» INSTRUCTIONS FOR THE TASK
Pictures are not part of the copy; repeat everything else in the records exactly.

» EXTRACTED DATA
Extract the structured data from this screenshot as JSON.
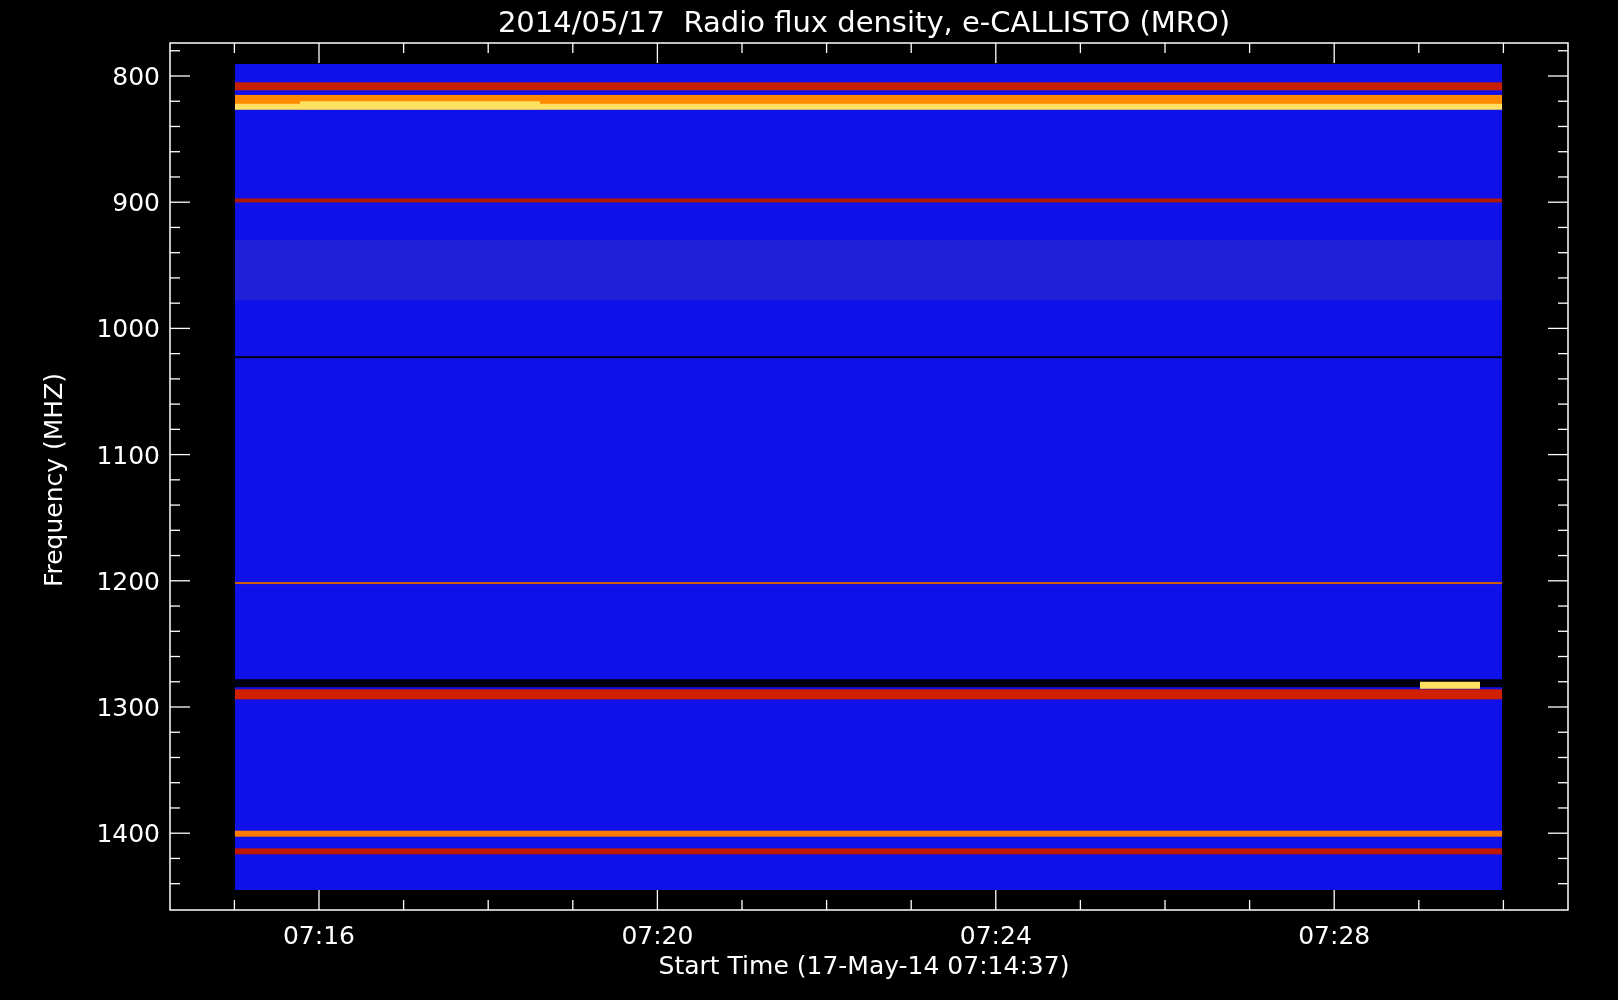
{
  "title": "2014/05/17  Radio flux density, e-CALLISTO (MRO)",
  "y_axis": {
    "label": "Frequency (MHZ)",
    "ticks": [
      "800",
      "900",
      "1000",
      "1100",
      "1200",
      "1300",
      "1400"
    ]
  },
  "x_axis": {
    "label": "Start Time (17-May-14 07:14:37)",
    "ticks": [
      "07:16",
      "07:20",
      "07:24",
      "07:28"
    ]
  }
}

» THE OUTPUT
Extract the structured data from this screenshot as JSON.
{
  "title": "2014/05/17  Radio flux density, e-CALLISTO (MRO)",
  "y_axis": {
    "label": "Frequency (MHZ)",
    "ticks": [
      "800",
      "900",
      "1000",
      "1100",
      "1200",
      "1300",
      "1400"
    ]
  },
  "x_axis": {
    "label": "Start Time (17-May-14 07:14:37)",
    "ticks": [
      "07:16",
      "07:20",
      "07:24",
      "07:28"
    ]
  }
}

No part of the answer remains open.